• [Dataset excerpt]
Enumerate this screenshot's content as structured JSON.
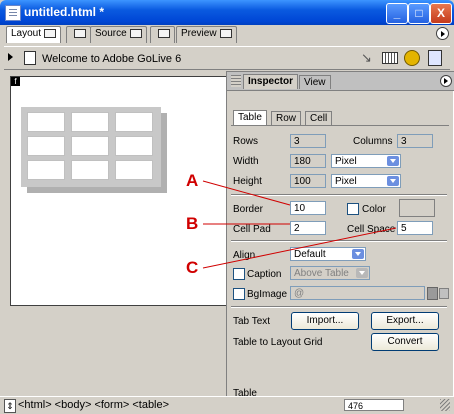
{
  "window": {
    "title": "untitled.html *"
  },
  "title_buttons": {
    "minimize": "_",
    "maximize": "□",
    "close": "X"
  },
  "tabs": [
    {
      "label": "Layout"
    },
    {
      "label": ""
    },
    {
      "label": "Source"
    },
    {
      "label": ""
    },
    {
      "label": "Preview"
    }
  ],
  "toolbar": {
    "page_title": "Welcome to Adobe GoLive 6"
  },
  "document": {
    "frame_marker": "f"
  },
  "inspector": {
    "tabs": [
      {
        "label": "Inspector"
      },
      {
        "label": "View"
      }
    ],
    "subtabs": [
      {
        "label": "Table"
      },
      {
        "label": "Row"
      },
      {
        "label": "Cell"
      }
    ],
    "rows_label": "Rows",
    "rows_value": "3",
    "columns_label": "Columns",
    "columns_value": "3",
    "width_label": "Width",
    "width_value": "180",
    "width_unit": "Pixel",
    "height_label": "Height",
    "height_value": "100",
    "height_unit": "Pixel",
    "border_label": "Border",
    "border_value": "10",
    "color_label": "Color",
    "cellpad_label": "Cell Pad",
    "cellpad_value": "2",
    "cellspace_label": "Cell Space",
    "cellspace_value": "5",
    "align_label": "Align",
    "align_value": "Default",
    "caption_label": "Caption",
    "caption_value": "Above Table",
    "bgimage_label": "BgImage",
    "bgimage_value": "@",
    "tabtext_label": "Tab Text",
    "import_button": "Import...",
    "export_button": "Export...",
    "layoutgrid_label": "Table to Layout Grid",
    "convert_button": "Convert",
    "footer_label": "Table"
  },
  "annotations": [
    {
      "letter": "A"
    },
    {
      "letter": "B"
    },
    {
      "letter": "C"
    }
  ],
  "status": {
    "breadcrumb": "<html> <body> <form> <table>",
    "size": "476"
  },
  "colors": {
    "titlebar": "#0a5ae0",
    "annotation": "#d00000"
  }
}
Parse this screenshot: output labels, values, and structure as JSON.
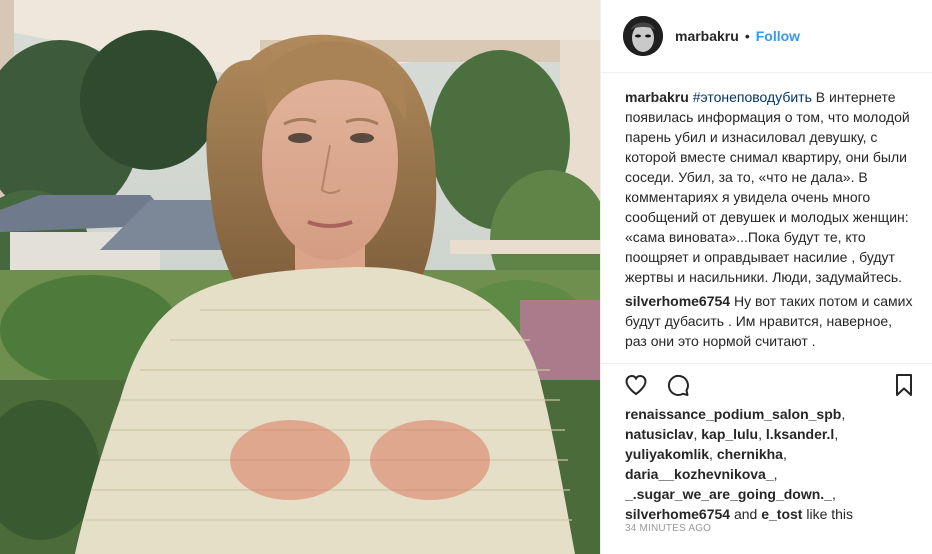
{
  "header": {
    "username": "marbakru",
    "separator": "•",
    "follow_label": "Follow"
  },
  "caption": {
    "author": "marbakru",
    "hashtag": "#этонеповодубить",
    "text": "В интернете появилась информация о том, что молодой парень убил и изнасиловал девушку, с которой вместе снимал квартиру, они были соседи. Убил, за то, «что не дала». В комментариях я увидела очень много сообщений от девушек и молодых женщин: «сама виновата»...Пока будут те, кто поощряет и оправдывает насилие , будут жертвы и насильники. Люди, задумайтесь."
  },
  "comments": [
    {
      "author": "silverhome6754",
      "text": "Ну вот таких потом и самих будут дубасить . Им нравится, наверное, раз они это нормой считают ."
    }
  ],
  "actions": {
    "like_icon": "heart-icon",
    "comment_icon": "comment-bubble-icon",
    "save_icon": "bookmark-icon"
  },
  "likes": {
    "likers": [
      "renaissance_podium_salon_spb",
      "natusiclav",
      "kap_lulu",
      "l.ksander.l",
      "yuliyakomlik",
      "chernikha",
      "daria__kozhevnikova_",
      "_.sugar_we_are_going_down._",
      "silverhome6754",
      "e_tost"
    ],
    "and_word": "and",
    "suffix": "like this"
  },
  "timestamp": "34 minutes ago",
  "colors": {
    "link_blue": "#3897f0",
    "hashtag_blue": "#003569",
    "text_dark": "#262626",
    "muted": "#999999"
  }
}
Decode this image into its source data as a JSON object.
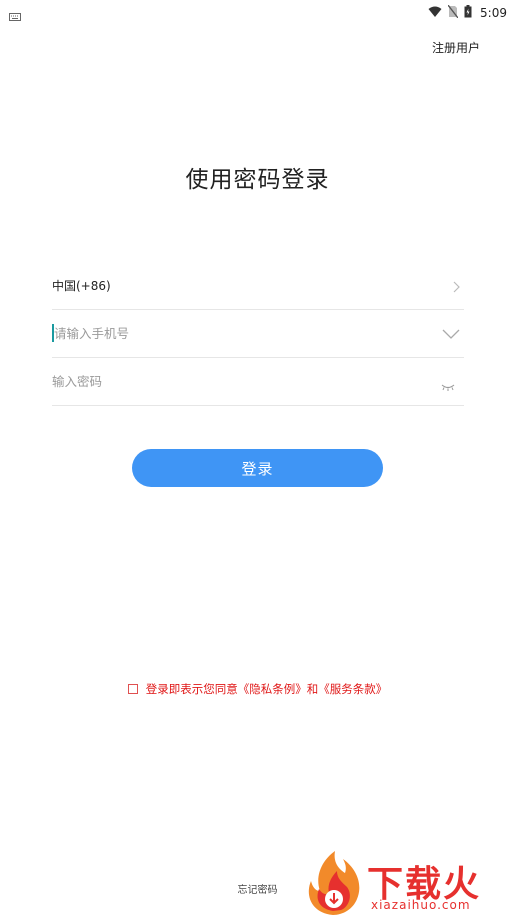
{
  "status_bar": {
    "time": "5:09",
    "icons": [
      "keyboard-icon",
      "wifi-icon",
      "no-sim-icon",
      "battery-icon"
    ]
  },
  "header": {
    "register_label": "注册用户"
  },
  "title": "使用密码登录",
  "form": {
    "country": "中国(+86)",
    "phone_placeholder": "请输入手机号",
    "password_placeholder": "输入密码",
    "icons": [
      "chevron-right-icon",
      "chevron-down-icon",
      "eye-closed-icon"
    ]
  },
  "login_button": "登录",
  "agreement": {
    "prefix": "登录即表示您同意",
    "privacy_link": "《隐私条例》",
    "conjunction": "和",
    "terms_link": "《服务条款》",
    "checked": false
  },
  "forgot_password": "忘记密码",
  "watermark": {
    "text": "下载火",
    "url": "xiazaihuo.com"
  },
  "colors": {
    "accent": "#3f95f5",
    "agreement_red": "#e01818",
    "caret": "#1a9aa0"
  }
}
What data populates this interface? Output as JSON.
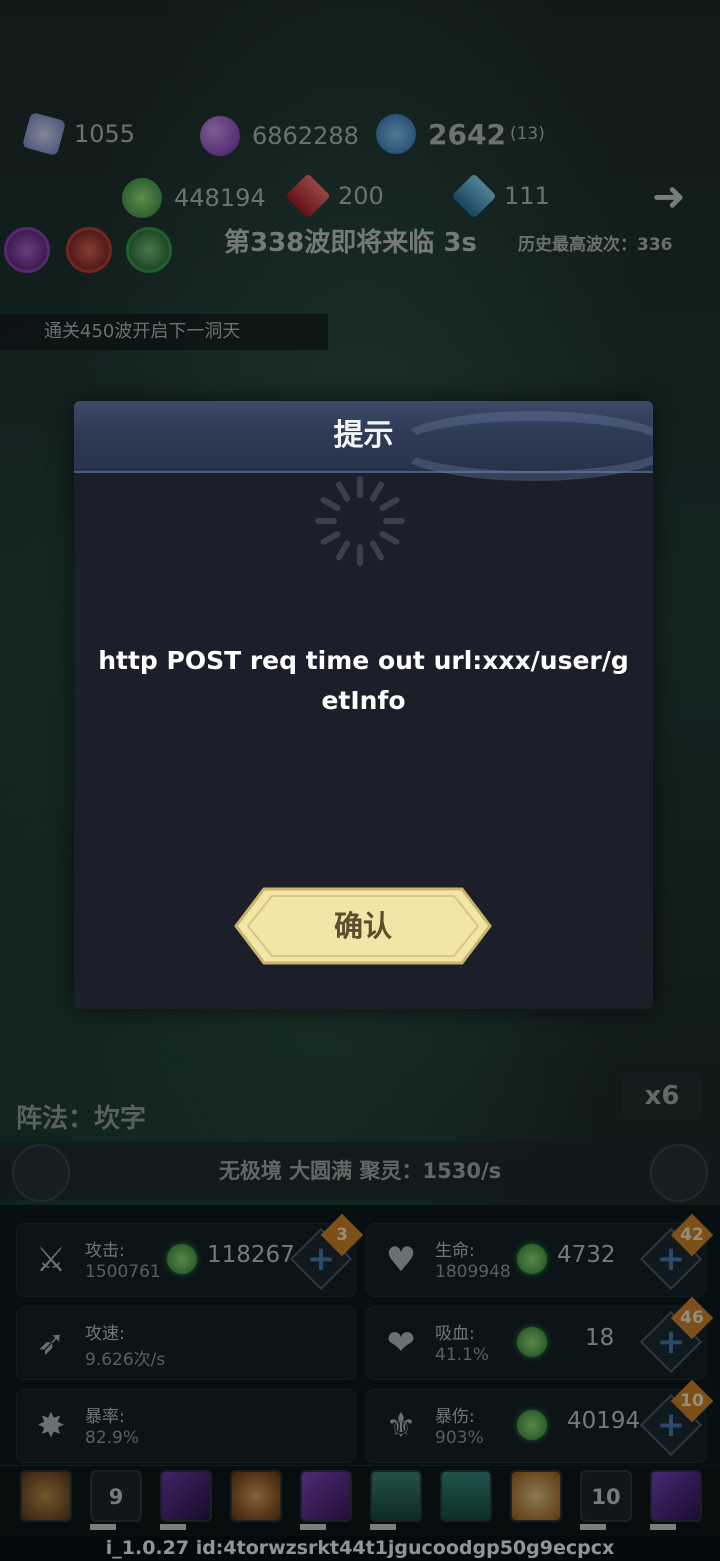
{
  "resources": {
    "crystal": "1055",
    "orb": "6862288",
    "energy": "2642",
    "energy_sub": "(13)",
    "green": "448194",
    "red": "200",
    "blue": "111"
  },
  "wave": {
    "title": "第338波即将来临 3s",
    "best": "历史最高波次：336",
    "unlock_hint": "通关450波开启下一洞天"
  },
  "modal": {
    "title": "提示",
    "message": "http POST req time out url:xxx/user/getInfo",
    "confirm": "确认"
  },
  "formation": "阵法：坎字",
  "speed": "x6",
  "realm": "无极境 大圆满 聚灵：1530/s",
  "stats": [
    {
      "icon": "sword-icon",
      "label": "攻击:",
      "sub": "1500761",
      "value": "118267",
      "badge": "3"
    },
    {
      "icon": "heart-icon",
      "label": "生命:",
      "sub": "1809948",
      "value": "4732",
      "badge": "42"
    },
    {
      "icon": "speed-icon",
      "label": "攻速:",
      "sub": "9.626次/s",
      "value": "",
      "badge": ""
    },
    {
      "icon": "vampire-heart-icon",
      "label": "吸血:",
      "sub": "41.1%",
      "value": "18",
      "badge": "46"
    },
    {
      "icon": "crit-icon",
      "label": "暴率:",
      "sub": "82.9%",
      "value": "",
      "badge": ""
    },
    {
      "icon": "crit-damage-icon",
      "label": "暴伤:",
      "sub": "903%",
      "value": "40194",
      "badge": "10"
    }
  ],
  "skills": [
    "",
    "9",
    "",
    "",
    "",
    "",
    "",
    "",
    "10",
    ""
  ],
  "version": "i_1.0.27 id:4torwzsrkt44t1jgucoodgp50g9ecpcx",
  "colors": {
    "accent_gold": "#efe3a2",
    "panel": "#1c1f2a",
    "header": "#2f3b56"
  }
}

• [REQUIREMENT]
Output, exactly, all the records above; include no pictures.

• [RESPONSE TO THE TASK]
Enumerate this screenshot's content as structured JSON.
{
  "window": {
    "title": "untitled.html *"
  },
  "title_buttons": {
    "minimize": "_",
    "maximize": "□",
    "close": "X"
  },
  "tabs": [
    {
      "label": "Layout"
    },
    {
      "label": ""
    },
    {
      "label": "Source"
    },
    {
      "label": ""
    },
    {
      "label": "Preview"
    }
  ],
  "toolbar": {
    "page_title": "Welcome to Adobe GoLive 6"
  },
  "document": {
    "frame_marker": "f"
  },
  "inspector": {
    "tabs": [
      {
        "label": "Inspector"
      },
      {
        "label": "View"
      }
    ],
    "subtabs": [
      {
        "label": "Table"
      },
      {
        "label": "Row"
      },
      {
        "label": "Cell"
      }
    ],
    "rows_label": "Rows",
    "rows_value": "3",
    "columns_label": "Columns",
    "columns_value": "3",
    "width_label": "Width",
    "width_value": "180",
    "width_unit": "Pixel",
    "height_label": "Height",
    "height_value": "100",
    "height_unit": "Pixel",
    "border_label": "Border",
    "border_value": "10",
    "color_label": "Color",
    "cellpad_label": "Cell Pad",
    "cellpad_value": "2",
    "cellspace_label": "Cell Space",
    "cellspace_value": "5",
    "align_label": "Align",
    "align_value": "Default",
    "caption_label": "Caption",
    "caption_value": "Above Table",
    "bgimage_label": "BgImage",
    "bgimage_value": "@",
    "tabtext_label": "Tab Text",
    "import_button": "Import...",
    "export_button": "Export...",
    "layoutgrid_label": "Table to Layout Grid",
    "convert_button": "Convert",
    "footer_label": "Table"
  },
  "annotations": [
    {
      "letter": "A"
    },
    {
      "letter": "B"
    },
    {
      "letter": "C"
    }
  ],
  "status": {
    "breadcrumb": "<html> <body> <form> <table>",
    "size": "476"
  },
  "colors": {
    "titlebar": "#0a5ae0",
    "annotation": "#d00000"
  }
}
Parse this screenshot: output labels, values, and structure as JSON.
{
  "header": {
    "username": "marbakru",
    "separator": "•",
    "follow_label": "Follow"
  },
  "caption": {
    "author": "marbakru",
    "hashtag": "#этонеповодубить",
    "text": "В интернете появилась информация о том, что молодой парень убил и изнасиловал девушку, с которой вместе снимал квартиру, они были соседи. Убил, за то, «что не дала». В комментариях я увидела очень много сообщений от девушек и молодых женщин: «сама виновата»...Пока будут те, кто поощряет и оправдывает насилие , будут жертвы и насильники. Люди, задумайтесь."
  },
  "comments": [
    {
      "author": "silverhome6754",
      "text": "Ну вот таких потом и самих будут дубасить . Им нравится, наверное, раз они это нормой считают ."
    }
  ],
  "actions": {
    "like_icon": "heart-icon",
    "comment_icon": "comment-bubble-icon",
    "save_icon": "bookmark-icon"
  },
  "likes": {
    "likers": [
      "renaissance_podium_salon_spb",
      "natusiclav",
      "kap_lulu",
      "l.ksander.l",
      "yuliyakomlik",
      "chernikha",
      "daria__kozhevnikova_",
      "_.sugar_we_are_going_down._",
      "silverhome6754",
      "e_tost"
    ],
    "and_word": "and",
    "suffix": "like this"
  },
  "timestamp": "34 minutes ago",
  "colors": {
    "link_blue": "#3897f0",
    "hashtag_blue": "#003569",
    "text_dark": "#262626",
    "muted": "#999999"
  }
}
Decode this image into its source data as a JSON object.
{
  "status_bar": {
    "time": "5:09",
    "icons": [
      "keyboard-icon",
      "wifi-icon",
      "no-sim-icon",
      "battery-icon"
    ]
  },
  "header": {
    "register_label": "注册用户"
  },
  "title": "使用密码登录",
  "form": {
    "country": "中国(+86)",
    "phone_placeholder": "请输入手机号",
    "password_placeholder": "输入密码",
    "icons": [
      "chevron-right-icon",
      "chevron-down-icon",
      "eye-closed-icon"
    ]
  },
  "login_button": "登录",
  "agreement": {
    "prefix": "登录即表示您同意",
    "privacy_link": "《隐私条例》",
    "conjunction": "和",
    "terms_link": "《服务条款》",
    "checked": false
  },
  "forgot_password": "忘记密码",
  "watermark": {
    "text": "下载火",
    "url": "xiazaihuo.com"
  },
  "colors": {
    "accent": "#3f95f5",
    "agreement_red": "#e01818",
    "caret": "#1a9aa0"
  }
}
What data populates this interface? Output as JSON.
{
  "resources": {
    "crystal": "1055",
    "orb": "6862288",
    "energy": "2642",
    "energy_sub": "(13)",
    "green": "448194",
    "red": "200",
    "blue": "111"
  },
  "wave": {
    "title": "第338波即将来临 3s",
    "best": "历史最高波次：336",
    "unlock_hint": "通关450波开启下一洞天"
  },
  "modal": {
    "title": "提示",
    "message": "http POST req time out url:xxx/user/getInfo",
    "confirm": "确认"
  },
  "formation": "阵法：坎字",
  "speed": "x6",
  "realm": "无极境 大圆满 聚灵：1530/s",
  "stats": [
    {
      "icon": "sword-icon",
      "label": "攻击:",
      "sub": "1500761",
      "value": "118267",
      "badge": "3"
    },
    {
      "icon": "heart-icon",
      "label": "生命:",
      "sub": "1809948",
      "value": "4732",
      "badge": "42"
    },
    {
      "icon": "speed-icon",
      "label": "攻速:",
      "sub": "9.626次/s",
      "value": "",
      "badge": ""
    },
    {
      "icon": "vampire-heart-icon",
      "label": "吸血:",
      "sub": "41.1%",
      "value": "18",
      "badge": "46"
    },
    {
      "icon": "crit-icon",
      "label": "暴率:",
      "sub": "82.9%",
      "value": "",
      "badge": ""
    },
    {
      "icon": "crit-damage-icon",
      "label": "暴伤:",
      "sub": "903%",
      "value": "40194",
      "badge": "10"
    }
  ],
  "skills": [
    "",
    "9",
    "",
    "",
    "",
    "",
    "",
    "",
    "10",
    ""
  ],
  "version": "i_1.0.27 id:4torwzsrkt44t1jgucoodgp50g9ecpcx",
  "colors": {
    "accent_gold": "#efe3a2",
    "panel": "#1c1f2a",
    "header": "#2f3b56"
  }
}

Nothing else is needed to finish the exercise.